== Written exercise ==
Copy, in full, each line of the material that holds the word "Function".
########################################
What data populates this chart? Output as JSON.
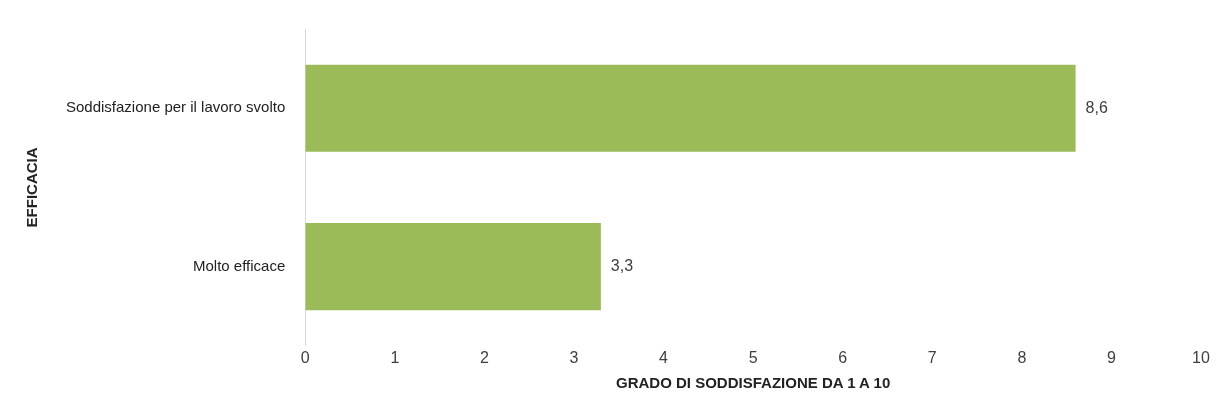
{
  "chart_data": {
    "type": "bar",
    "orientation": "horizontal",
    "xlabel": "GRADO DI SODDISFAZIONE DA 1 A 10",
    "ylabel": "EFFICACIA",
    "categories": [
      "Soddisfazione per il lavoro svolto",
      "Molto efficace"
    ],
    "values": [
      8.6,
      3.3
    ],
    "color": "#9bbb59",
    "value_labels": [
      "8,6",
      "3,3"
    ],
    "xlim": [
      0,
      10
    ],
    "xticks": [
      0,
      1,
      2,
      3,
      4,
      5,
      6,
      7,
      8,
      9,
      10
    ],
    "grid": false,
    "legend": false
  }
}
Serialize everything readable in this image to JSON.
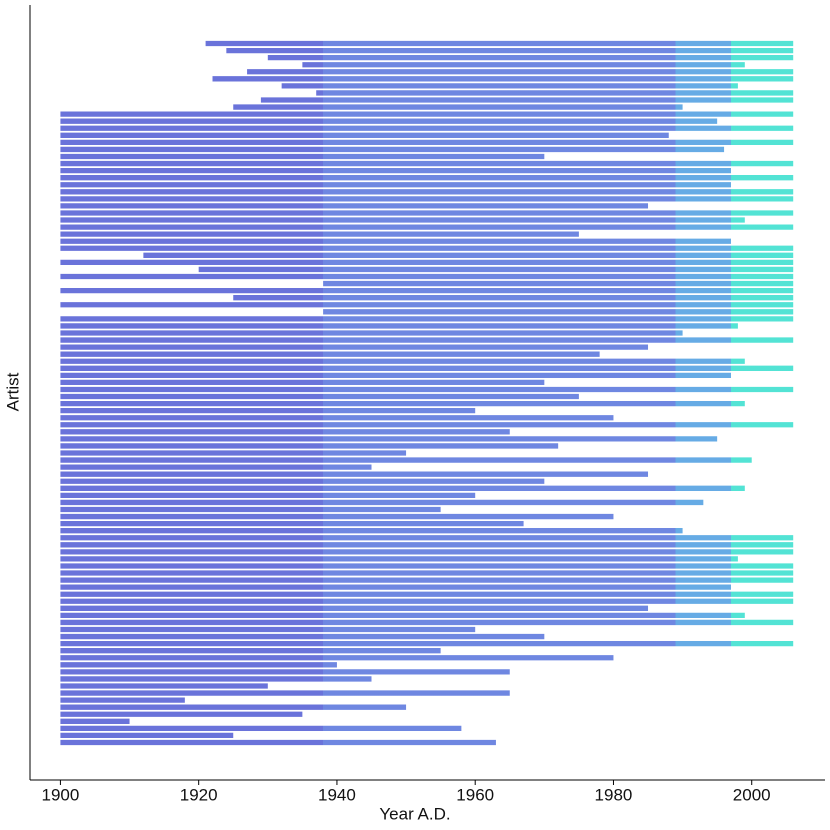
{
  "chart_data": {
    "type": "segment",
    "x_label": "Year A.D.",
    "y_label": "Artist",
    "xlim": [
      1895.6,
      2010.6
    ],
    "xticks": [
      1900,
      1920,
      1940,
      1960,
      1980,
      2000
    ],
    "eras": [
      {
        "start": 1900,
        "color": "#5a64d6"
      },
      {
        "start": 1938,
        "color": "#5f7ade"
      },
      {
        "start": 1989,
        "color": "#55a2e2"
      },
      {
        "start": 1997,
        "color": "#40e0d0"
      }
    ],
    "series": [
      {
        "starts": [
          1921,
          1924,
          1930,
          1935,
          1927,
          1922,
          1932,
          1937,
          1929,
          1925,
          1900,
          1900,
          1900,
          1900,
          1900,
          1900,
          1900,
          1900,
          1900,
          1900,
          1900,
          1900,
          1900,
          1900,
          1900,
          1900,
          1900,
          1900,
          1900,
          1900,
          1912,
          1900,
          1920,
          1900,
          1938,
          1900,
          1925,
          1900,
          1938,
          1900,
          1900,
          1900,
          1900,
          1900,
          1900,
          1900,
          1900,
          1900,
          1900,
          1900,
          1900,
          1900,
          1900,
          1900,
          1900,
          1900,
          1900,
          1900,
          1900,
          1900,
          1900,
          1900,
          1900,
          1900,
          1900,
          1900,
          1900,
          1900,
          1900,
          1900,
          1900,
          1900,
          1900,
          1900,
          1900,
          1900,
          1900,
          1900,
          1900,
          1900,
          1900,
          1900,
          1900,
          1900,
          1900,
          1900,
          1900,
          1900,
          1900,
          1900,
          1900,
          1900,
          1900,
          1900,
          1900,
          1900,
          1900,
          1900,
          1900,
          1900
        ],
        "ends": [
          2006,
          2006,
          2006,
          1999,
          2006,
          2006,
          1998,
          2006,
          2006,
          1990,
          2006,
          1995,
          2006,
          1988,
          2006,
          1996,
          1970,
          2006,
          1997,
          2006,
          1997,
          2006,
          2006,
          1985,
          2006,
          1999,
          2006,
          1975,
          1997,
          2006,
          2006,
          2006,
          2006,
          2006,
          2006,
          2006,
          2006,
          2006,
          2006,
          2006,
          1998,
          1990,
          2006,
          1985,
          1978,
          1999,
          2006,
          1997,
          1970,
          2006,
          1975,
          1999,
          1960,
          1980,
          2006,
          1965,
          1995,
          1972,
          1950,
          2000,
          1945,
          1985,
          1970,
          1999,
          1960,
          1993,
          1955,
          1980,
          1967,
          1990,
          2006,
          2006,
          2006,
          1998,
          2006,
          2006,
          2006,
          1997,
          2006,
          2006,
          1985,
          1999,
          2006,
          1960,
          1970,
          2006,
          1955,
          1980,
          1940,
          1965,
          1945,
          1930,
          1965,
          1918,
          1950,
          1935,
          1910,
          1958,
          1925,
          1963
        ]
      }
    ]
  }
}
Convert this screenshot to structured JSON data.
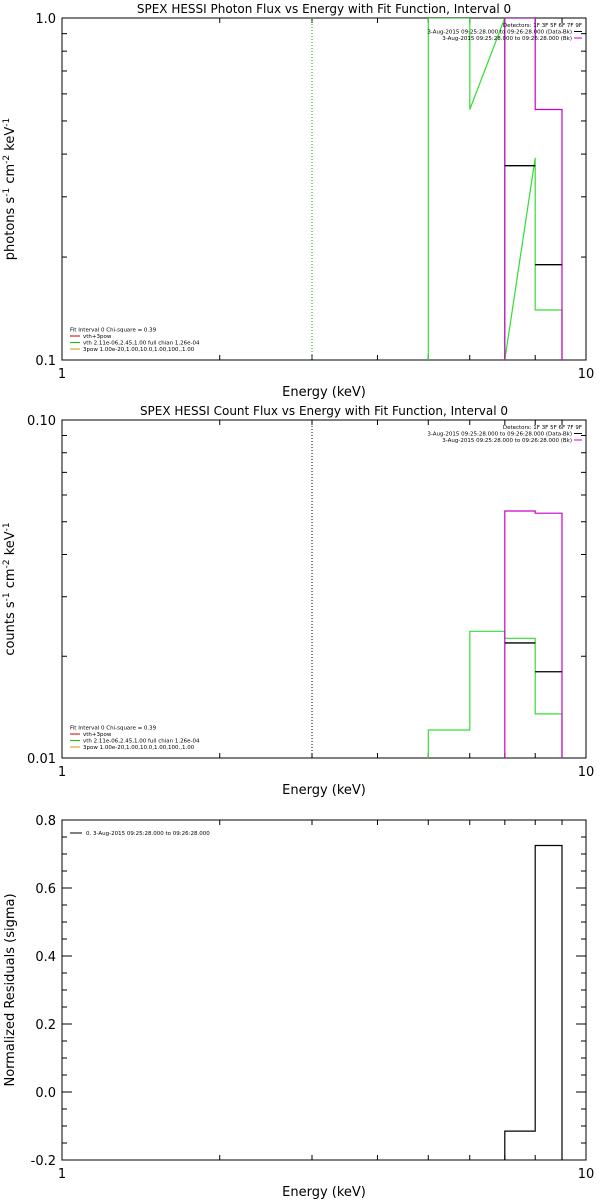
{
  "chart_data": [
    {
      "type": "line",
      "title": "SPEX HESSI Photon Flux vs Energy with Fit Function, Interval 0",
      "xlabel": "Energy (keV)",
      "ylabel_parts": [
        "photons s",
        "-1",
        " cm",
        "-2",
        " keV",
        "-1"
      ],
      "xscale": "log",
      "yscale": "log",
      "xlim": [
        1,
        10
      ],
      "ylim": [
        0.1,
        1.0
      ],
      "xticklabels": [
        "1",
        "10"
      ],
      "yticklabels": [
        "0.1",
        "1.0"
      ],
      "legend_topright": [
        {
          "text": "Detectors: 1F 3F 5F 6F 7F 9F",
          "color": ""
        },
        {
          "text": "3-Aug-2015 09:25:28.000 to 09:26:28.000 (Data-Bk)",
          "color": "#000000"
        },
        {
          "text": "3-Aug-2015 09:25:28.000 to 09:26:28.000 (Bk)",
          "color": "#cc00cc"
        }
      ],
      "legend_bottomleft": [
        {
          "text": "Fit Interval 0   Chi-square = 0.39",
          "color": ""
        },
        {
          "text": "vth+3pow",
          "color": "#cc0000"
        },
        {
          "text": "vth 2.11e-06,2.45,1.00  full chian 1.26e-04",
          "color": "#00cc00"
        },
        {
          "text": "3pow 1.00e-20,1.00,10.0,1.00,100.,1.00",
          "color": "#cc9900"
        }
      ],
      "vline": {
        "x": 3.0,
        "color": "#00aa00",
        "style": "dotted"
      },
      "series": [
        {
          "color": "#33dd33",
          "style": "step",
          "x": [
            5.0,
            5.0,
            6.0,
            6.0,
            7.0,
            7.0,
            8.0,
            8.0,
            9.0,
            9.0
          ],
          "y": [
            0.1,
            1.0,
            1.0,
            0.54,
            1.0,
            0.1,
            0.39,
            0.14,
            0.14,
            0.1
          ]
        },
        {
          "color": "#cc00cc",
          "style": "step",
          "x": [
            7.0,
            7.0,
            8.0,
            8.0,
            9.0,
            9.0
          ],
          "y": [
            0.1,
            1.0,
            1.0,
            0.54,
            0.54,
            0.1
          ]
        },
        {
          "color": "#000000",
          "style": "segments",
          "segments": [
            [
              7.0,
              8.0,
              0.37
            ],
            [
              8.0,
              9.0,
              0.19
            ]
          ]
        }
      ]
    },
    {
      "type": "line",
      "title": "SPEX HESSI Count Flux vs Energy with Fit Function, Interval 0",
      "xlabel": "Energy (keV)",
      "ylabel_parts": [
        "counts s",
        "-1",
        " cm",
        "-2",
        " keV",
        "-1"
      ],
      "xscale": "log",
      "yscale": "log",
      "xlim": [
        1,
        10
      ],
      "ylim": [
        0.01,
        0.1
      ],
      "xticklabels": [
        "1",
        "10"
      ],
      "yticklabels": [
        "0.01",
        "0.10"
      ],
      "legend_topright": [
        {
          "text": "Detectors: 1F 3F 5F 6F 7F 9F",
          "color": ""
        },
        {
          "text": "3-Aug-2015 09:25:28.000 to 09:26:28.000 (Data-Bk)",
          "color": "#000000"
        },
        {
          "text": "3-Aug-2015 09:25:28.000 to 09:26:28.000 (Bk)",
          "color": "#cc00cc"
        }
      ],
      "legend_bottomleft": [
        {
          "text": "Fit Interval 0   Chi-square = 0.39",
          "color": ""
        },
        {
          "text": "vth+3pow",
          "color": "#cc0000"
        },
        {
          "text": "vth 2.11e-06,2.45,1.00  full chian 1.26e-04",
          "color": "#00cc00"
        },
        {
          "text": "3pow 1.00e-20,1.00,10.0,1.00,100.,1.00",
          "color": "#cc9900"
        }
      ],
      "vline": {
        "x": 3.0,
        "color": "#000000",
        "style": "dotted"
      },
      "series": [
        {
          "color": "#33dd33",
          "style": "step",
          "x": [
            5.0,
            5.0,
            6.0,
            6.0,
            7.0,
            7.0,
            8.0,
            8.0,
            9.0,
            9.0
          ],
          "y": [
            0.01,
            0.0121,
            0.0121,
            0.0237,
            0.0237,
            0.0226,
            0.0226,
            0.0135,
            0.0135,
            0.01
          ]
        },
        {
          "color": "#cc00cc",
          "style": "step",
          "x": [
            7.0,
            7.0,
            8.0,
            8.0,
            9.0,
            9.0
          ],
          "y": [
            0.01,
            0.0538,
            0.0538,
            0.053,
            0.053,
            0.01
          ]
        },
        {
          "color": "#000000",
          "style": "segments",
          "segments": [
            [
              7.0,
              8.0,
              0.0219
            ],
            [
              8.0,
              9.0,
              0.018
            ]
          ]
        }
      ]
    },
    {
      "type": "line",
      "title": "",
      "xlabel": "Energy (keV)",
      "ylabel": "Normalized Residuals (sigma)",
      "xscale": "log",
      "yscale": "linear",
      "xlim": [
        1,
        10
      ],
      "ylim": [
        -0.2,
        0.8
      ],
      "xticklabels": [
        "1",
        "10"
      ],
      "yticks": [
        -0.2,
        0.0,
        0.2,
        0.4,
        0.6,
        0.8
      ],
      "yticklabels": [
        "-0.2",
        "0.0",
        "0.2",
        "0.4",
        "0.6",
        "0.8"
      ],
      "legend_topleft": [
        {
          "text": "0. 3-Aug-2015 09:25:28.000 to 09:26:28.000",
          "color": "#000000"
        }
      ],
      "series": [
        {
          "color": "#000000",
          "style": "step",
          "x": [
            7.0,
            7.0,
            8.0,
            8.0,
            9.0,
            9.0
          ],
          "y": [
            -0.2,
            -0.115,
            -0.115,
            0.725,
            0.725,
            -0.2
          ]
        }
      ]
    }
  ]
}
########################################
== Final result ==
      "title": "SPEX HESSI Photon Flux vs Energy with Fit Function, Interval 0",
      "title": "SPEX HESSI Count Flux vs Energy with Fit Function, Interval 0",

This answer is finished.